EXERCISE INSTRUCTIONS:
Only the number is wanted: count the lines that include the word "Headline".

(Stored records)
= = =
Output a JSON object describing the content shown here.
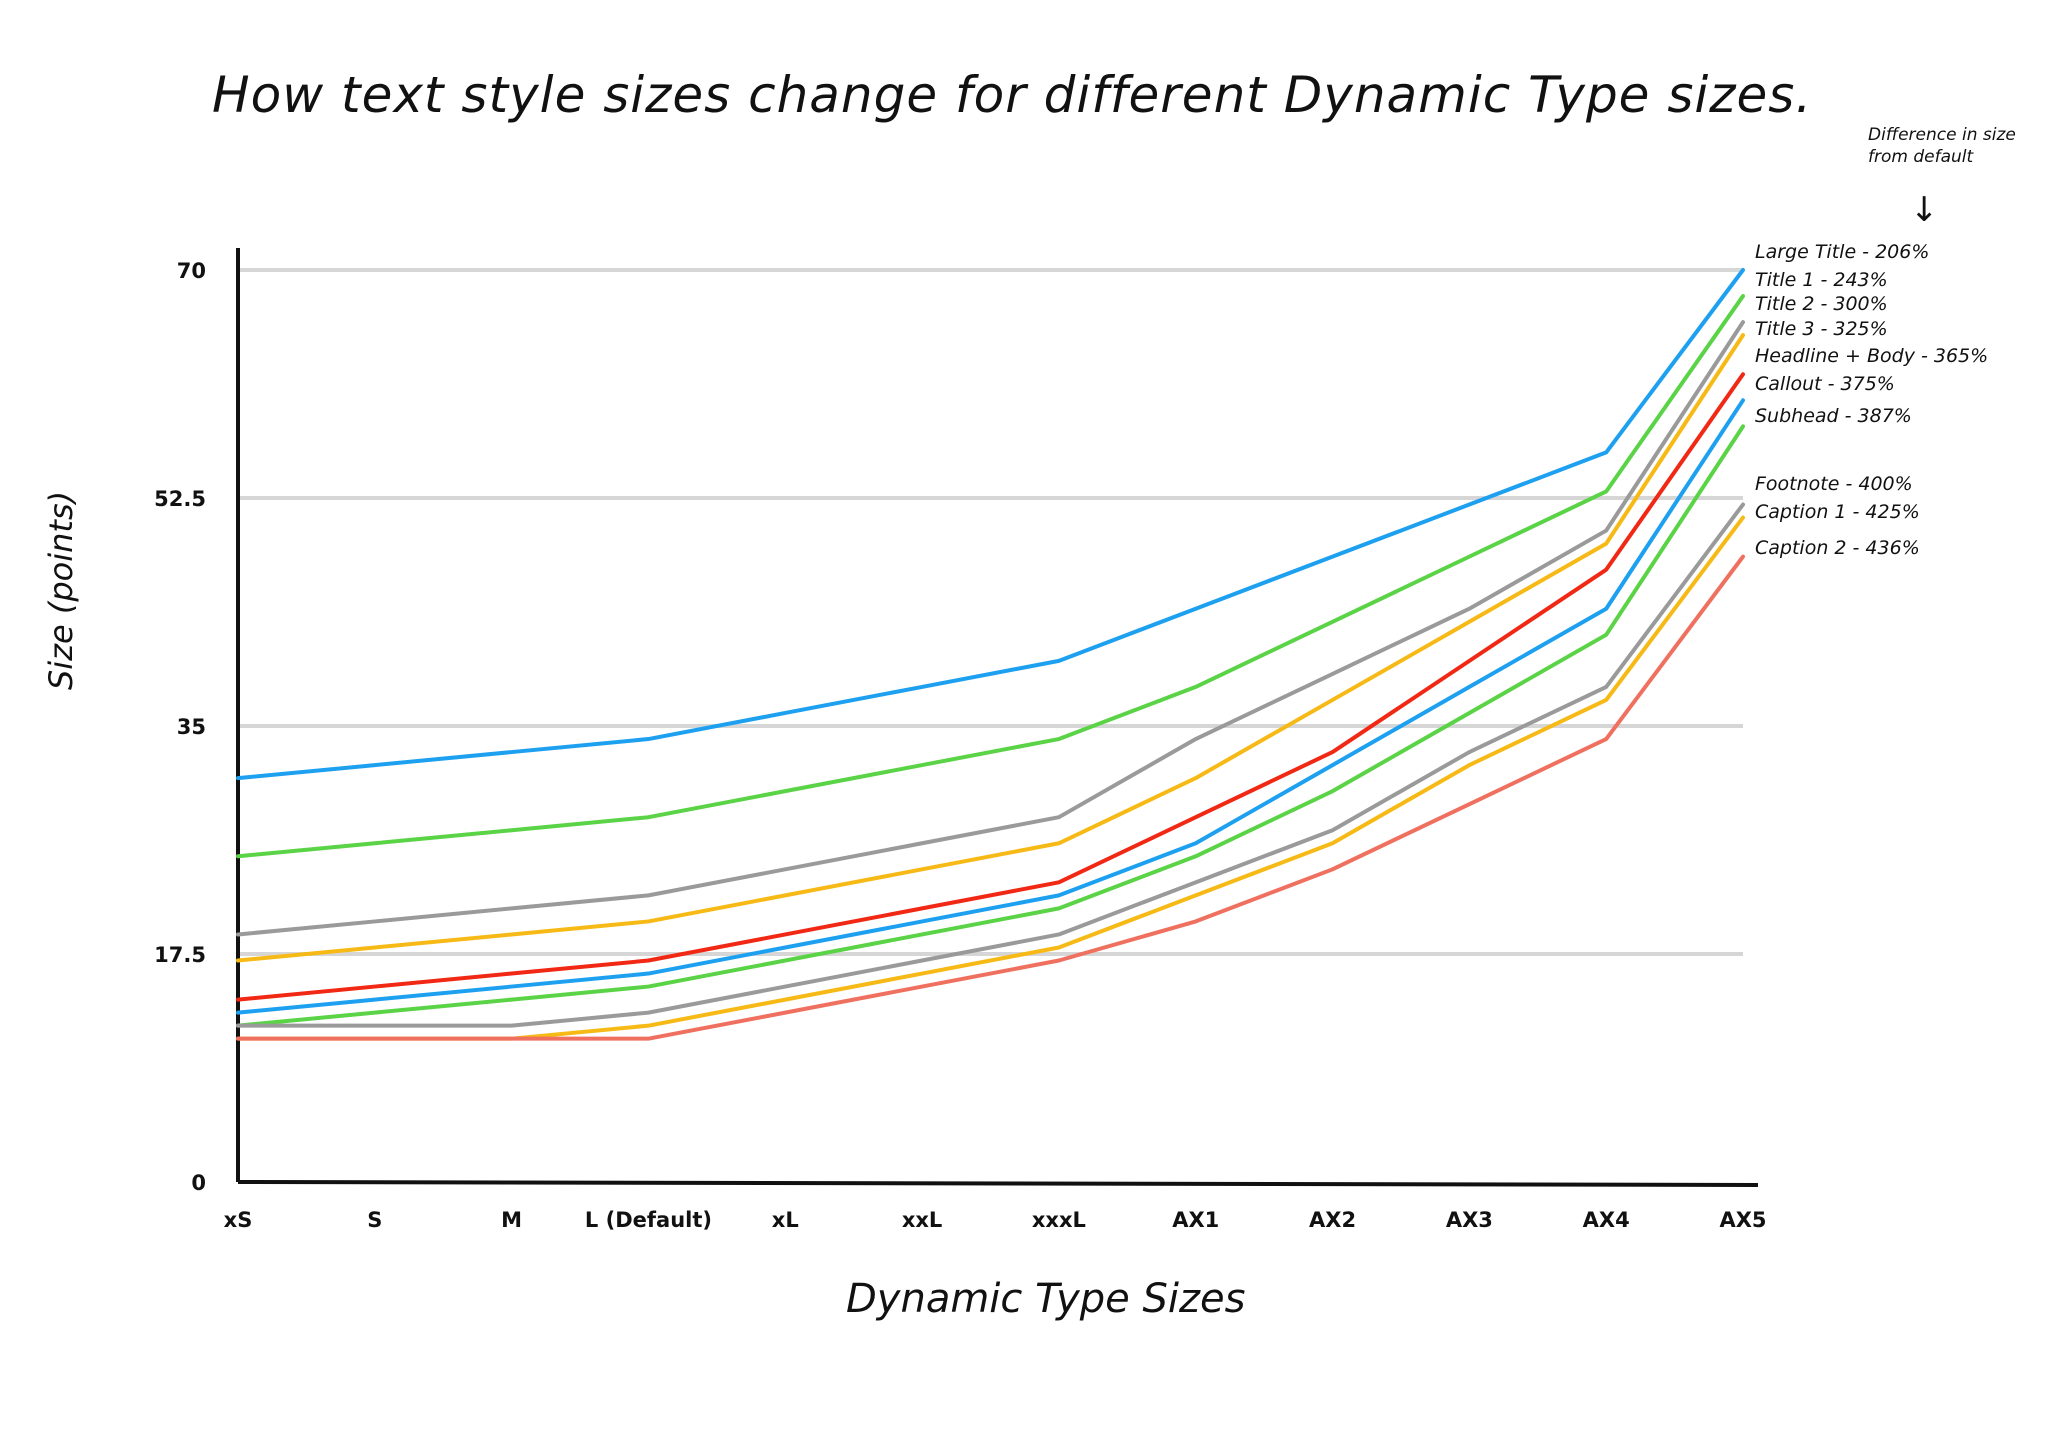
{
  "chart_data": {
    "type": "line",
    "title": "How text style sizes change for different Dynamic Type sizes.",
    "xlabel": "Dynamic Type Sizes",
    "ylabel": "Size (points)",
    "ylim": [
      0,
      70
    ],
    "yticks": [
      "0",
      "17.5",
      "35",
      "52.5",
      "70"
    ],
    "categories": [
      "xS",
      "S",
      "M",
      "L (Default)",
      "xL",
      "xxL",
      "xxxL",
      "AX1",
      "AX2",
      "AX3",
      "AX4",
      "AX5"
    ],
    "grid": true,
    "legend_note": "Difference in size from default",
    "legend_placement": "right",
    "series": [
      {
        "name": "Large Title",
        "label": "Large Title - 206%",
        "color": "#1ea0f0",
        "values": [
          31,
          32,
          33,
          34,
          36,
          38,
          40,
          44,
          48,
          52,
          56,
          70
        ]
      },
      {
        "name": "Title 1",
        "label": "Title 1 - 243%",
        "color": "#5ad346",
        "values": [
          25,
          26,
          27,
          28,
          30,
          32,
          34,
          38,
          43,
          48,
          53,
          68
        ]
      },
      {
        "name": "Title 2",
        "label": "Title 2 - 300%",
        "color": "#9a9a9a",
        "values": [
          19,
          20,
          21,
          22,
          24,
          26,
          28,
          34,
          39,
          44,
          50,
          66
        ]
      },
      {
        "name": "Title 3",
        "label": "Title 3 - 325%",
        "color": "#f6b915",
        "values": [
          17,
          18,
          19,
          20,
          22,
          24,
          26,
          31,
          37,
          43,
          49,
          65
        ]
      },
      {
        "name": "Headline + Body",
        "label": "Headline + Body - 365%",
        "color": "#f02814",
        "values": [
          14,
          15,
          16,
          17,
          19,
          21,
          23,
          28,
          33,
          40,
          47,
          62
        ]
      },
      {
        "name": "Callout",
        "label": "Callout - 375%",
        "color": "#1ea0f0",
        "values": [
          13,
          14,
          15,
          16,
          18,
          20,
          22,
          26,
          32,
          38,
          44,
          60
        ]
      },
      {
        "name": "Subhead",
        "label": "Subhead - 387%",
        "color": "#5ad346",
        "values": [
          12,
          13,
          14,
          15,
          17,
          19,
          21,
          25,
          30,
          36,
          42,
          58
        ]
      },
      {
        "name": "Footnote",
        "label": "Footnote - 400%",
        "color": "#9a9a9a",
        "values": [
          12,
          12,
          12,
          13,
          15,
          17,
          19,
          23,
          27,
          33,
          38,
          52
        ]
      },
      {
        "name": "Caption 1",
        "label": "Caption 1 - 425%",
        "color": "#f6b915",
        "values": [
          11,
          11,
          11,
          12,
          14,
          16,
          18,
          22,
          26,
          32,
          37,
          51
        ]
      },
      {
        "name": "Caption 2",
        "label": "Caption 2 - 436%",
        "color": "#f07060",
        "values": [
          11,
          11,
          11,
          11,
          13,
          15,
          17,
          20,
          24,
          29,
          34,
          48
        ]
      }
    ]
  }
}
= = =
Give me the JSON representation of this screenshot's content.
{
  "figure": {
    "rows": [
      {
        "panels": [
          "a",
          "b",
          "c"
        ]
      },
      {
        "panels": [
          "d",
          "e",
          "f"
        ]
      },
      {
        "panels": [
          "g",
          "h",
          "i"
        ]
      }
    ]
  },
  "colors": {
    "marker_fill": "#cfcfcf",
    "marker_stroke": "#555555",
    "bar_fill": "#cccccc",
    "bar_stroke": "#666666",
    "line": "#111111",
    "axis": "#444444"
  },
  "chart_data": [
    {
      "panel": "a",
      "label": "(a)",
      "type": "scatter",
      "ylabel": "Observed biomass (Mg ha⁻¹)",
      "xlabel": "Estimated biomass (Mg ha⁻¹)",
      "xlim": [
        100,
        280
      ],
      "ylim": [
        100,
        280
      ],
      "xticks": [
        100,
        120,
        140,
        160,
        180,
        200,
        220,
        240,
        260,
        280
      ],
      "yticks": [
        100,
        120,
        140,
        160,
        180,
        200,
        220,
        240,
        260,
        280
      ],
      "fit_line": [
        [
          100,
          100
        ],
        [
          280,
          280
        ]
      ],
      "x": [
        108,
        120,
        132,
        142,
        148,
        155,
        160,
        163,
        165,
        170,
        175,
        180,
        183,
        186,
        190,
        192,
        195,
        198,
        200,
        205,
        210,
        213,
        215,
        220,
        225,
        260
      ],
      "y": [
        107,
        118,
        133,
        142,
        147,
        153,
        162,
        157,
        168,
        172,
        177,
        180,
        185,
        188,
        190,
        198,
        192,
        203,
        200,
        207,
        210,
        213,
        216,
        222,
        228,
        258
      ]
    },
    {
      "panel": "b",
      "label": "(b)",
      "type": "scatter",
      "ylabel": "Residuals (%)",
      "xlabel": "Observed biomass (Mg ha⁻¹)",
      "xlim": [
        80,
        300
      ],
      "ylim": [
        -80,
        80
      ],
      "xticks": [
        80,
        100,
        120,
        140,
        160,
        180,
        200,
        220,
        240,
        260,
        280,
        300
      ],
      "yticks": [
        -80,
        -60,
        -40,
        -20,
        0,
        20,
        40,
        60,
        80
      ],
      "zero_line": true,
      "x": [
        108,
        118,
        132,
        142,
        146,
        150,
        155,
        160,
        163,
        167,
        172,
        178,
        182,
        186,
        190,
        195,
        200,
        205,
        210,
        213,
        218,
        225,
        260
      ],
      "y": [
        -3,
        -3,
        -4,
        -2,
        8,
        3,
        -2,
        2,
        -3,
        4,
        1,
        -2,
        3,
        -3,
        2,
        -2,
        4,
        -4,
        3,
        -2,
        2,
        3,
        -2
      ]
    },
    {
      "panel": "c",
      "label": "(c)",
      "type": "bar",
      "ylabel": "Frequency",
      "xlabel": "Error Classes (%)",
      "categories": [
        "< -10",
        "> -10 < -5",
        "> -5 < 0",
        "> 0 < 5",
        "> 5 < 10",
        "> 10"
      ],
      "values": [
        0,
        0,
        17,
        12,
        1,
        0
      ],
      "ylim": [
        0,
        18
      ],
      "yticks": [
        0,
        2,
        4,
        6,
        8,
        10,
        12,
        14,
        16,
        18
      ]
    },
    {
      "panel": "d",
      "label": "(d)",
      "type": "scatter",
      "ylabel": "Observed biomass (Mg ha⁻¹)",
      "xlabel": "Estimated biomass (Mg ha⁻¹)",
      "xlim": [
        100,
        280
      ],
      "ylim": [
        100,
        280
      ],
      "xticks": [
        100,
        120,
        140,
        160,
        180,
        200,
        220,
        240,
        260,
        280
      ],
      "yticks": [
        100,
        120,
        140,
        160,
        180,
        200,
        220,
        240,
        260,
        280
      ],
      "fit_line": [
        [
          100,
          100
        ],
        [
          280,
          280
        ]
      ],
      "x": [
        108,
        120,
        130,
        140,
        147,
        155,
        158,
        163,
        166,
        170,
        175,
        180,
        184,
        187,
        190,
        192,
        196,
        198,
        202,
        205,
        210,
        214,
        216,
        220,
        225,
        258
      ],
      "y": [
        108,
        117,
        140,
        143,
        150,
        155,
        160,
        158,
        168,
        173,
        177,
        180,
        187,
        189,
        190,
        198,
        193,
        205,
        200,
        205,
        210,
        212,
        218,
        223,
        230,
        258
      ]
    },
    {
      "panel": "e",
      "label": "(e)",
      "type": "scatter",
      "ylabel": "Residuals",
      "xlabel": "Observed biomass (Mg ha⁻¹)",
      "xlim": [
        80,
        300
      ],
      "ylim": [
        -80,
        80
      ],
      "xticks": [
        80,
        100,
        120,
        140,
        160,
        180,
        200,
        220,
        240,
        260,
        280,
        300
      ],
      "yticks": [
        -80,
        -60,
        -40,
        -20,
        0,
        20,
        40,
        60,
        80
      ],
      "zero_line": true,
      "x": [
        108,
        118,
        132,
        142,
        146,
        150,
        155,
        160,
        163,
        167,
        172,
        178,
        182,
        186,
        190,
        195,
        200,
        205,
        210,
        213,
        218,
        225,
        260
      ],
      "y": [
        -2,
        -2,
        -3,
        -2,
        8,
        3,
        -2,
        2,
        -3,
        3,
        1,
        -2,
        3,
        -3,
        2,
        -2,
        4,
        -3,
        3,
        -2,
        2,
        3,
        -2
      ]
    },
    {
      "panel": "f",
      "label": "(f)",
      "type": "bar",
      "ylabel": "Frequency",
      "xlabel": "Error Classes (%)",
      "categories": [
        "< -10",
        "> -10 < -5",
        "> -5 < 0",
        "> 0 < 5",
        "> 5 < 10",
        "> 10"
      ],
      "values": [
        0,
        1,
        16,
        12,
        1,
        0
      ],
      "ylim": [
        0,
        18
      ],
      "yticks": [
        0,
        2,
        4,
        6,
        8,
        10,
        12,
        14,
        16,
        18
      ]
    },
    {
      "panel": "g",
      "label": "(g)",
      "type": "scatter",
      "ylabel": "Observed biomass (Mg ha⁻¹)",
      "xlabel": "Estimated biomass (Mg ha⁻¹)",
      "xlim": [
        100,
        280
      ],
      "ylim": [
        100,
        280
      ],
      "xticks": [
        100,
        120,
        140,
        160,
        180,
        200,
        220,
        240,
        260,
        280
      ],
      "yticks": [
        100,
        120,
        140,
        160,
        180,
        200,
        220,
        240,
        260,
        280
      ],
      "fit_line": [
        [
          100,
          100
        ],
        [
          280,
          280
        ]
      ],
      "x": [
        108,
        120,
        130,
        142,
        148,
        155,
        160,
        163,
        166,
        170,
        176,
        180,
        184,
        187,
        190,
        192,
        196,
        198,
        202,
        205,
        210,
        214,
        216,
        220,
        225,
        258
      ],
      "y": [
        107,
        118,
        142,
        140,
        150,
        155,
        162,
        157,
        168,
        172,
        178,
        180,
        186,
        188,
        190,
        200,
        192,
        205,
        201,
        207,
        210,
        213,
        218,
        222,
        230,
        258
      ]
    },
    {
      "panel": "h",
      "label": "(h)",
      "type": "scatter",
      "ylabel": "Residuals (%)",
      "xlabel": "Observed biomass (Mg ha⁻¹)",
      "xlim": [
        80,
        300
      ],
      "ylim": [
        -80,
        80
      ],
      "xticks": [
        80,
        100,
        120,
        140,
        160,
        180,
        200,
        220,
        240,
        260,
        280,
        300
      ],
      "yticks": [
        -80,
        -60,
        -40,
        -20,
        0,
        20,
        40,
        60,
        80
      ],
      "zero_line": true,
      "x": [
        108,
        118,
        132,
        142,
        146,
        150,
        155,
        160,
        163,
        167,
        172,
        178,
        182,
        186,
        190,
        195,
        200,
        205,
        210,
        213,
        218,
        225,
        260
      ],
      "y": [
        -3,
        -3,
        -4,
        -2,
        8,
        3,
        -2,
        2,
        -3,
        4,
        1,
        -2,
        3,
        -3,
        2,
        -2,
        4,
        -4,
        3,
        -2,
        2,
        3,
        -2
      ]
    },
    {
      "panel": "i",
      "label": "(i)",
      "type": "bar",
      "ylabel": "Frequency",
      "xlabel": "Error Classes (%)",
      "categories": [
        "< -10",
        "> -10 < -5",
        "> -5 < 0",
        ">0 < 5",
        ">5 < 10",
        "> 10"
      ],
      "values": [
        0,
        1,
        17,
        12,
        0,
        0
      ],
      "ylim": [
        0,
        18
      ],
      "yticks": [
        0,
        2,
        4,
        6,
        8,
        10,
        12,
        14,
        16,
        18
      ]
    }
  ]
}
= = =
CORRECT RESULT:
2